### Given records
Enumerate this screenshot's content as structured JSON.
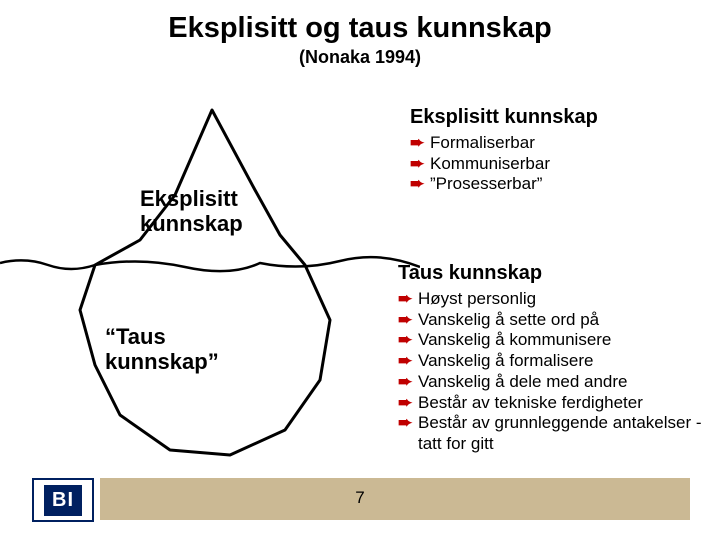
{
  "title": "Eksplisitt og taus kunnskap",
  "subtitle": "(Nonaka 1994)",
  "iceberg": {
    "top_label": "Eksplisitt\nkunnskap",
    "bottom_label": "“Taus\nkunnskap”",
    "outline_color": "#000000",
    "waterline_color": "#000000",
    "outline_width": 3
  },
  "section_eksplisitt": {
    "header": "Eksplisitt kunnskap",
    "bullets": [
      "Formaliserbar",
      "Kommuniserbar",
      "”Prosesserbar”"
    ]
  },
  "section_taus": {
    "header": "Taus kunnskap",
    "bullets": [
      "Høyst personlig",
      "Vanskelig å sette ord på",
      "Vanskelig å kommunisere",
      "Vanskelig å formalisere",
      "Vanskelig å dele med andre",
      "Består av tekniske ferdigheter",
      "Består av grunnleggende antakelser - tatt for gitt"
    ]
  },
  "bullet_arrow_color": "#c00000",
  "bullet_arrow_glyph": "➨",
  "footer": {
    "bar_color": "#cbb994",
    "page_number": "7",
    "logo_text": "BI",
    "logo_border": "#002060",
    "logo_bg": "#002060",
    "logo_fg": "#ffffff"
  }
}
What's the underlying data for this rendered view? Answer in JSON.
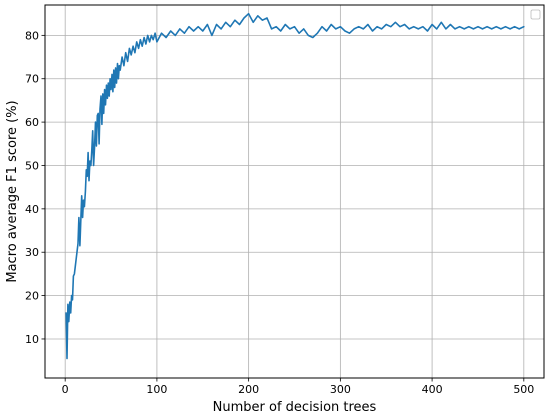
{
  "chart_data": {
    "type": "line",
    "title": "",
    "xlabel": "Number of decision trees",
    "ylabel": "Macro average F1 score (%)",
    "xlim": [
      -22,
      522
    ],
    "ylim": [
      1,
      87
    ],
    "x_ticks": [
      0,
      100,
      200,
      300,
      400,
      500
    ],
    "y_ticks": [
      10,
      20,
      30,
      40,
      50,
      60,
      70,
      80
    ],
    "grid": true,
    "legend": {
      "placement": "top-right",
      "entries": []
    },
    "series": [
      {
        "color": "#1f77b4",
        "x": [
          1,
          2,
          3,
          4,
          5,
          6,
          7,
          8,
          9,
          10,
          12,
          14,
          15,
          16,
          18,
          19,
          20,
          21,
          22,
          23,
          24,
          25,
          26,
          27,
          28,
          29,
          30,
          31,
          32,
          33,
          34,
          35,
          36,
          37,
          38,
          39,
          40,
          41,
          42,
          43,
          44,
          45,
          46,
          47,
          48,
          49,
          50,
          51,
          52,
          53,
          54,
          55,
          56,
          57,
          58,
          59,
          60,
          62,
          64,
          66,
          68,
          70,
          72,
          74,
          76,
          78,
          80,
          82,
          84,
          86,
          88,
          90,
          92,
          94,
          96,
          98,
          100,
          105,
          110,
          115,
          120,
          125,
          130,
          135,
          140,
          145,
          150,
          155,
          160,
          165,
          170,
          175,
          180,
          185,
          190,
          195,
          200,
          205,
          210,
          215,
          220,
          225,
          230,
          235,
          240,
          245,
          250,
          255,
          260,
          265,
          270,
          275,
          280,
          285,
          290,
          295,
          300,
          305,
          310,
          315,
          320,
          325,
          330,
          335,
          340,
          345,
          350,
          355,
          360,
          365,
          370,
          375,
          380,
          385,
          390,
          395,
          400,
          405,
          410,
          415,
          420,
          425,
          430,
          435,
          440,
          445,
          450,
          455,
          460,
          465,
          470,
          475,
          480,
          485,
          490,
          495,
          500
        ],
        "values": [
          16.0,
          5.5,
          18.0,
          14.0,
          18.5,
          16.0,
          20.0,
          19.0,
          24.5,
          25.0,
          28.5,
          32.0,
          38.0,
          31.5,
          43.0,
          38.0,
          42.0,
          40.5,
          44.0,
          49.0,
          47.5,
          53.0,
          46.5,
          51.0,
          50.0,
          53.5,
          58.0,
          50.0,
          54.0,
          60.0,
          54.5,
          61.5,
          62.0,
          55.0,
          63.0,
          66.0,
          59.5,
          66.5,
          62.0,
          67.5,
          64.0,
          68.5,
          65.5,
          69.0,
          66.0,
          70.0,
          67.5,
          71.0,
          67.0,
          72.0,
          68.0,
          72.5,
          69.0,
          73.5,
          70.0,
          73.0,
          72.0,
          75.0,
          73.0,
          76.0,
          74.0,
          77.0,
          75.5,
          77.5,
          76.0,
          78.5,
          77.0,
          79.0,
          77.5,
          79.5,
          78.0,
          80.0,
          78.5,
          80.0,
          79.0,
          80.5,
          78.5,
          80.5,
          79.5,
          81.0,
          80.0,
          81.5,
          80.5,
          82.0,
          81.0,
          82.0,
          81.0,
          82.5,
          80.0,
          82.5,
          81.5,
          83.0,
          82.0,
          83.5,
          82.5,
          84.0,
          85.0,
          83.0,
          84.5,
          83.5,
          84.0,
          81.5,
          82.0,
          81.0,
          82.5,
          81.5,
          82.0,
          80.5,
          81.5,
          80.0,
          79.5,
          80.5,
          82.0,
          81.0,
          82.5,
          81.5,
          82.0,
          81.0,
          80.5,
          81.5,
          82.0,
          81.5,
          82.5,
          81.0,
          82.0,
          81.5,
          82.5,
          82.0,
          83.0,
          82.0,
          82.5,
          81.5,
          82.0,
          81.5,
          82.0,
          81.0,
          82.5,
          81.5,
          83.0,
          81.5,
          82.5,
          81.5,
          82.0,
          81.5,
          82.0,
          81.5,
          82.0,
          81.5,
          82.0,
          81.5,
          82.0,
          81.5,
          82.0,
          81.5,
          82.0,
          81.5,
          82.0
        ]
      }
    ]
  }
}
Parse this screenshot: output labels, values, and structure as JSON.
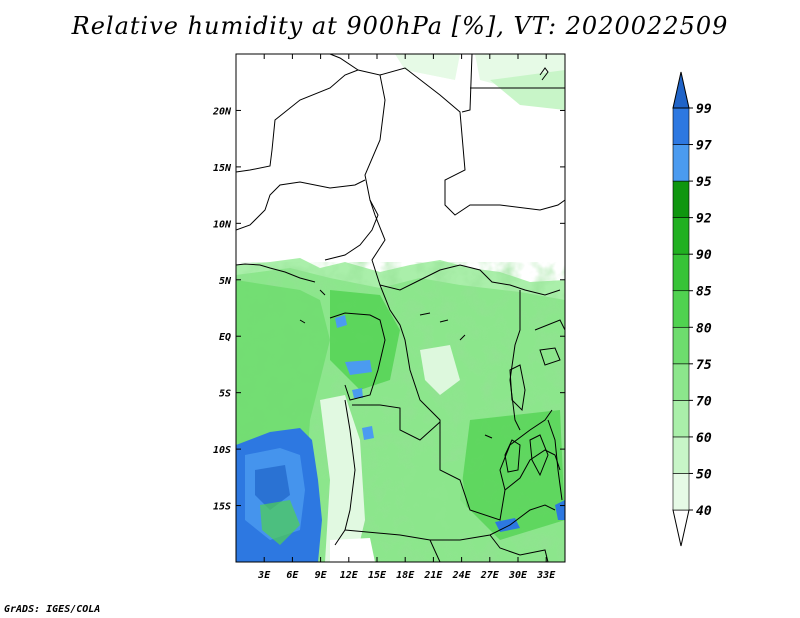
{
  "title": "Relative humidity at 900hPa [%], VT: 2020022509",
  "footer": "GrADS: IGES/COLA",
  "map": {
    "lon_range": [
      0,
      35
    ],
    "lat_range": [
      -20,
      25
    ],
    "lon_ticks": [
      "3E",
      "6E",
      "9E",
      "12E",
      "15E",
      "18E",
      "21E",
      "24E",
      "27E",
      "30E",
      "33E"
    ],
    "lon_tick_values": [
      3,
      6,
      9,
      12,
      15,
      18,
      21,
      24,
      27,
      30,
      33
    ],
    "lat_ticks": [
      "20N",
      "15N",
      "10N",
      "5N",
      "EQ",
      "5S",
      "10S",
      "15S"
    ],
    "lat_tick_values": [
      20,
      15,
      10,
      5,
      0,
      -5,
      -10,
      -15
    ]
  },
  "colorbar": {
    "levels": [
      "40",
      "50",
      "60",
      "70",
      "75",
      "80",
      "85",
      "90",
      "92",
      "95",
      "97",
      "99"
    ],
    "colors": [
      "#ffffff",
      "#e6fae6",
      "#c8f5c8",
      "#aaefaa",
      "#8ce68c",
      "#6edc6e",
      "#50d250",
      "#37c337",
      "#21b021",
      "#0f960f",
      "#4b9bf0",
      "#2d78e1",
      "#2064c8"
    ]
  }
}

### Goal
Your copy should match the records word for word, with the pictures removed.

### The response
Enumerate this screenshot's content as structured JSON.
{
  "title": "Eksplisitt og taus kunnskap",
  "subtitle": "(Nonaka 1994)",
  "iceberg": {
    "top_label": "Eksplisitt\nkunnskap",
    "bottom_label": "“Taus\nkunnskap”",
    "outline_color": "#000000",
    "waterline_color": "#000000",
    "outline_width": 3
  },
  "section_eksplisitt": {
    "header": "Eksplisitt kunnskap",
    "bullets": [
      "Formaliserbar",
      "Kommuniserbar",
      "”Prosesserbar”"
    ]
  },
  "section_taus": {
    "header": "Taus kunnskap",
    "bullets": [
      "Høyst personlig",
      "Vanskelig å sette ord på",
      "Vanskelig å kommunisere",
      "Vanskelig å formalisere",
      "Vanskelig å dele med andre",
      "Består av tekniske ferdigheter",
      "Består av grunnleggende antakelser - tatt for gitt"
    ]
  },
  "bullet_arrow_color": "#c00000",
  "bullet_arrow_glyph": "➨",
  "footer": {
    "bar_color": "#cbb994",
    "page_number": "7",
    "logo_text": "BI",
    "logo_border": "#002060",
    "logo_bg": "#002060",
    "logo_fg": "#ffffff"
  }
}
What's the underlying data for this rendered view? Answer in JSON.
{
  "chart_data": {
    "type": "line",
    "title": "",
    "xlabel": "Number of decision trees",
    "ylabel": "Macro average F1 score (%)",
    "xlim": [
      -22,
      522
    ],
    "ylim": [
      1,
      87
    ],
    "x_ticks": [
      0,
      100,
      200,
      300,
      400,
      500
    ],
    "y_ticks": [
      10,
      20,
      30,
      40,
      50,
      60,
      70,
      80
    ],
    "grid": true,
    "legend": {
      "placement": "top-right",
      "entries": []
    },
    "series": [
      {
        "color": "#1f77b4",
        "x": [
          1,
          2,
          3,
          4,
          5,
          6,
          7,
          8,
          9,
          10,
          12,
          14,
          15,
          16,
          18,
          19,
          20,
          21,
          22,
          23,
          24,
          25,
          26,
          27,
          28,
          29,
          30,
          31,
          32,
          33,
          34,
          35,
          36,
          37,
          38,
          39,
          40,
          41,
          42,
          43,
          44,
          45,
          46,
          47,
          48,
          49,
          50,
          51,
          52,
          53,
          54,
          55,
          56,
          57,
          58,
          59,
          60,
          62,
          64,
          66,
          68,
          70,
          72,
          74,
          76,
          78,
          80,
          82,
          84,
          86,
          88,
          90,
          92,
          94,
          96,
          98,
          100,
          105,
          110,
          115,
          120,
          125,
          130,
          135,
          140,
          145,
          150,
          155,
          160,
          165,
          170,
          175,
          180,
          185,
          190,
          195,
          200,
          205,
          210,
          215,
          220,
          225,
          230,
          235,
          240,
          245,
          250,
          255,
          260,
          265,
          270,
          275,
          280,
          285,
          290,
          295,
          300,
          305,
          310,
          315,
          320,
          325,
          330,
          335,
          340,
          345,
          350,
          355,
          360,
          365,
          370,
          375,
          380,
          385,
          390,
          395,
          400,
          405,
          410,
          415,
          420,
          425,
          430,
          435,
          440,
          445,
          450,
          455,
          460,
          465,
          470,
          475,
          480,
          485,
          490,
          495,
          500
        ],
        "values": [
          16.0,
          5.5,
          18.0,
          14.0,
          18.5,
          16.0,
          20.0,
          19.0,
          24.5,
          25.0,
          28.5,
          32.0,
          38.0,
          31.5,
          43.0,
          38.0,
          42.0,
          40.5,
          44.0,
          49.0,
          47.5,
          53.0,
          46.5,
          51.0,
          50.0,
          53.5,
          58.0,
          50.0,
          54.0,
          60.0,
          54.5,
          61.5,
          62.0,
          55.0,
          63.0,
          66.0,
          59.5,
          66.5,
          62.0,
          67.5,
          64.0,
          68.5,
          65.5,
          69.0,
          66.0,
          70.0,
          67.5,
          71.0,
          67.0,
          72.0,
          68.0,
          72.5,
          69.0,
          73.5,
          70.0,
          73.0,
          72.0,
          75.0,
          73.0,
          76.0,
          74.0,
          77.0,
          75.5,
          77.5,
          76.0,
          78.5,
          77.0,
          79.0,
          77.5,
          79.5,
          78.0,
          80.0,
          78.5,
          80.0,
          79.0,
          80.5,
          78.5,
          80.5,
          79.5,
          81.0,
          80.0,
          81.5,
          80.5,
          82.0,
          81.0,
          82.0,
          81.0,
          82.5,
          80.0,
          82.5,
          81.5,
          83.0,
          82.0,
          83.5,
          82.5,
          84.0,
          85.0,
          83.0,
          84.5,
          83.5,
          84.0,
          81.5,
          82.0,
          81.0,
          82.5,
          81.5,
          82.0,
          80.5,
          81.5,
          80.0,
          79.5,
          80.5,
          82.0,
          81.0,
          82.5,
          81.5,
          82.0,
          81.0,
          80.5,
          81.5,
          82.0,
          81.5,
          82.5,
          81.0,
          82.0,
          81.5,
          82.5,
          82.0,
          83.0,
          82.0,
          82.5,
          81.5,
          82.0,
          81.5,
          82.0,
          81.0,
          82.5,
          81.5,
          83.0,
          81.5,
          82.5,
          81.5,
          82.0,
          81.5,
          82.0,
          81.5,
          82.0,
          81.5,
          82.0,
          81.5,
          82.0,
          81.5,
          82.0,
          81.5,
          82.0,
          81.5,
          82.0
        ]
      }
    ]
  }
}
Parse this screenshot: output labels, values, and structure as JSON.
{
  "title": "Relative humidity at 900hPa [%], VT: 2020022509",
  "footer": "GrADS: IGES/COLA",
  "map": {
    "lon_range": [
      0,
      35
    ],
    "lat_range": [
      -20,
      25
    ],
    "lon_ticks": [
      "3E",
      "6E",
      "9E",
      "12E",
      "15E",
      "18E",
      "21E",
      "24E",
      "27E",
      "30E",
      "33E"
    ],
    "lon_tick_values": [
      3,
      6,
      9,
      12,
      15,
      18,
      21,
      24,
      27,
      30,
      33
    ],
    "lat_ticks": [
      "20N",
      "15N",
      "10N",
      "5N",
      "EQ",
      "5S",
      "10S",
      "15S"
    ],
    "lat_tick_values": [
      20,
      15,
      10,
      5,
      0,
      -5,
      -10,
      -15
    ]
  },
  "colorbar": {
    "levels": [
      "40",
      "50",
      "60",
      "70",
      "75",
      "80",
      "85",
      "90",
      "92",
      "95",
      "97",
      "99"
    ],
    "colors": [
      "#ffffff",
      "#e6fae6",
      "#c8f5c8",
      "#aaefaa",
      "#8ce68c",
      "#6edc6e",
      "#50d250",
      "#37c337",
      "#21b021",
      "#0f960f",
      "#4b9bf0",
      "#2d78e1",
      "#2064c8"
    ]
  }
}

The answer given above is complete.